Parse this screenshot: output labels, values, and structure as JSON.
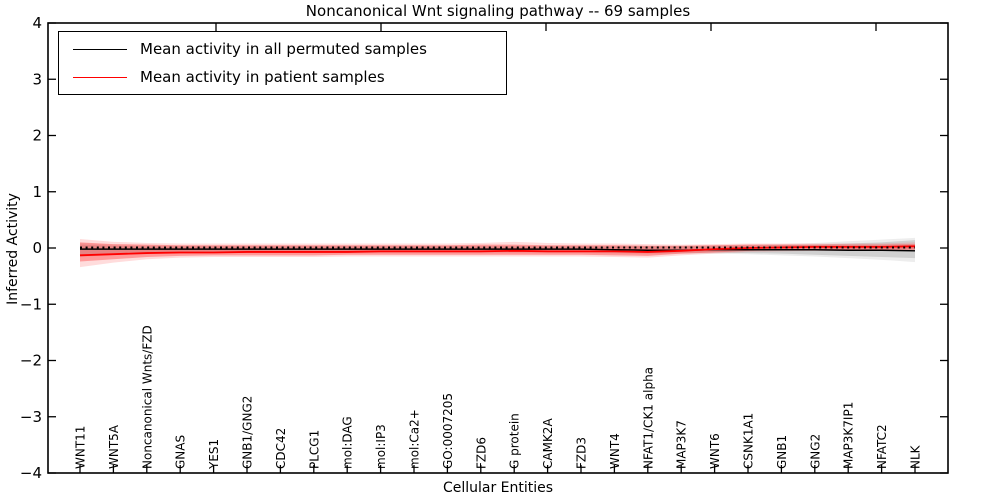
{
  "title": "Noncanonical Wnt signaling pathway -- 69 samples",
  "xlabel": "Cellular Entities",
  "ylabel": "Inferred Activity",
  "legend": {
    "items": [
      {
        "label": "Mean activity in all permuted samples",
        "color": "#000000"
      },
      {
        "label": "Mean activity in patient samples",
        "color": "#ff0000"
      }
    ]
  },
  "chart_data": {
    "type": "line",
    "title": "Noncanonical Wnt signaling pathway -- 69 samples",
    "xlabel": "Cellular Entities",
    "ylabel": "Inferred Activity",
    "ylim": [
      -4,
      4
    ],
    "yticks": [
      4,
      3,
      2,
      1,
      0,
      -1,
      -2,
      -3,
      -4
    ],
    "grid": false,
    "legend_position": "upper left",
    "categories": [
      "WNT11",
      "WNT5A",
      "Noncanonical Wnts/FZD",
      "GNAS",
      "YES1",
      "GNB1/GNG2",
      "CDC42",
      "PLCG1",
      "mol:DAG",
      "mol:IP3",
      "mol:Ca2+",
      "GO:0007205",
      "FZD6",
      "G protein",
      "CAMK2A",
      "FZD3",
      "WNT4",
      "NFAT1/CK1 alpha",
      "MAP3K7",
      "WNT6",
      "CSNK1A1",
      "GNB1",
      "GNG2",
      "MAP3K7IP1",
      "NFATC2",
      "NLK"
    ],
    "series": [
      {
        "name": "Mean activity in all permuted samples",
        "color": "#000000",
        "style": "solid",
        "width": 1.5,
        "values": [
          -0.02,
          -0.02,
          -0.02,
          -0.02,
          -0.02,
          -0.02,
          -0.02,
          -0.02,
          -0.02,
          -0.02,
          -0.02,
          -0.02,
          -0.02,
          -0.02,
          -0.02,
          -0.02,
          -0.03,
          -0.04,
          -0.04,
          -0.03,
          -0.03,
          -0.03,
          -0.03,
          -0.04,
          -0.04,
          -0.05
        ]
      },
      {
        "name": "Mean activity in patient samples",
        "color": "#ff0000",
        "style": "solid",
        "width": 1.8,
        "values": [
          -0.13,
          -0.11,
          -0.09,
          -0.08,
          -0.08,
          -0.07,
          -0.07,
          -0.07,
          -0.07,
          -0.06,
          -0.06,
          -0.06,
          -0.06,
          -0.05,
          -0.06,
          -0.06,
          -0.06,
          -0.07,
          -0.05,
          -0.02,
          0.0,
          0.01,
          0.02,
          0.02,
          0.02,
          0.03
        ]
      },
      {
        "name": "baseline-dotted",
        "color": "#000000",
        "style": "dotted",
        "width": 2.0,
        "values": [
          0.01,
          0.01,
          0.01,
          0.01,
          0.01,
          0.01,
          0.01,
          0.01,
          0.01,
          0.01,
          0.01,
          0.01,
          0.01,
          0.01,
          0.01,
          0.01,
          0.01,
          0.01,
          0.01,
          0.01,
          0.01,
          0.01,
          0.01,
          0.01,
          0.01,
          0.01
        ]
      }
    ],
    "bands": [
      {
        "name": "permuted-outer",
        "color": "#9a9a9a",
        "opacity": 0.18,
        "upper": [
          0.09,
          0.06,
          0.05,
          0.04,
          0.04,
          0.04,
          0.04,
          0.04,
          0.04,
          0.04,
          0.04,
          0.04,
          0.04,
          0.04,
          0.04,
          0.04,
          0.04,
          0.04,
          0.04,
          0.05,
          0.06,
          0.07,
          0.09,
          0.12,
          0.15,
          0.18
        ],
        "lower": [
          -0.16,
          -0.12,
          -0.1,
          -0.09,
          -0.09,
          -0.09,
          -0.09,
          -0.09,
          -0.09,
          -0.09,
          -0.09,
          -0.09,
          -0.09,
          -0.09,
          -0.09,
          -0.09,
          -0.1,
          -0.11,
          -0.1,
          -0.1,
          -0.11,
          -0.13,
          -0.15,
          -0.18,
          -0.21,
          -0.25
        ]
      },
      {
        "name": "permuted-inner",
        "color": "#7d7d7d",
        "opacity": 0.25,
        "upper": [
          0.06,
          0.04,
          0.03,
          0.03,
          0.03,
          0.03,
          0.03,
          0.03,
          0.03,
          0.03,
          0.03,
          0.03,
          0.03,
          0.03,
          0.03,
          0.03,
          0.03,
          0.03,
          0.03,
          0.03,
          0.04,
          0.05,
          0.06,
          0.08,
          0.1,
          0.14
        ],
        "lower": [
          -0.12,
          -0.09,
          -0.08,
          -0.07,
          -0.07,
          -0.07,
          -0.07,
          -0.07,
          -0.07,
          -0.07,
          -0.07,
          -0.07,
          -0.07,
          -0.07,
          -0.07,
          -0.07,
          -0.08,
          -0.09,
          -0.08,
          -0.08,
          -0.09,
          -0.1,
          -0.12,
          -0.14,
          -0.16,
          -0.18
        ]
      },
      {
        "name": "patient-outer",
        "color": "#ff5050",
        "opacity": 0.2,
        "upper": [
          0.16,
          0.11,
          0.09,
          0.08,
          0.08,
          0.08,
          0.08,
          0.08,
          0.08,
          0.08,
          0.08,
          0.08,
          0.09,
          0.11,
          0.09,
          0.08,
          0.08,
          0.07,
          0.06,
          0.07,
          0.08,
          0.08,
          0.08,
          0.08,
          0.08,
          0.1
        ],
        "lower": [
          -0.34,
          -0.26,
          -0.2,
          -0.17,
          -0.16,
          -0.16,
          -0.16,
          -0.16,
          -0.15,
          -0.15,
          -0.15,
          -0.15,
          -0.15,
          -0.15,
          -0.15,
          -0.15,
          -0.16,
          -0.17,
          -0.13,
          -0.1,
          -0.07,
          -0.06,
          -0.05,
          -0.05,
          -0.05,
          -0.04
        ]
      },
      {
        "name": "patient-inner",
        "color": "#ff3030",
        "opacity": 0.38,
        "upper": [
          0.1,
          0.07,
          0.06,
          0.05,
          0.05,
          0.05,
          0.05,
          0.05,
          0.05,
          0.05,
          0.05,
          0.05,
          0.06,
          0.06,
          0.05,
          0.05,
          0.05,
          0.04,
          0.04,
          0.05,
          0.06,
          0.06,
          0.06,
          0.06,
          0.06,
          0.07
        ],
        "lower": [
          -0.24,
          -0.2,
          -0.16,
          -0.14,
          -0.13,
          -0.13,
          -0.13,
          -0.13,
          -0.12,
          -0.12,
          -0.12,
          -0.12,
          -0.12,
          -0.12,
          -0.12,
          -0.12,
          -0.13,
          -0.14,
          -0.1,
          -0.08,
          -0.05,
          -0.04,
          -0.03,
          -0.03,
          -0.03,
          -0.03
        ]
      }
    ]
  }
}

> Work task:
Find and copy each line above holding "Cellular".

> Exercise output:
  "xlabel": "Cellular Entities",
    "xlabel": "Cellular Entities",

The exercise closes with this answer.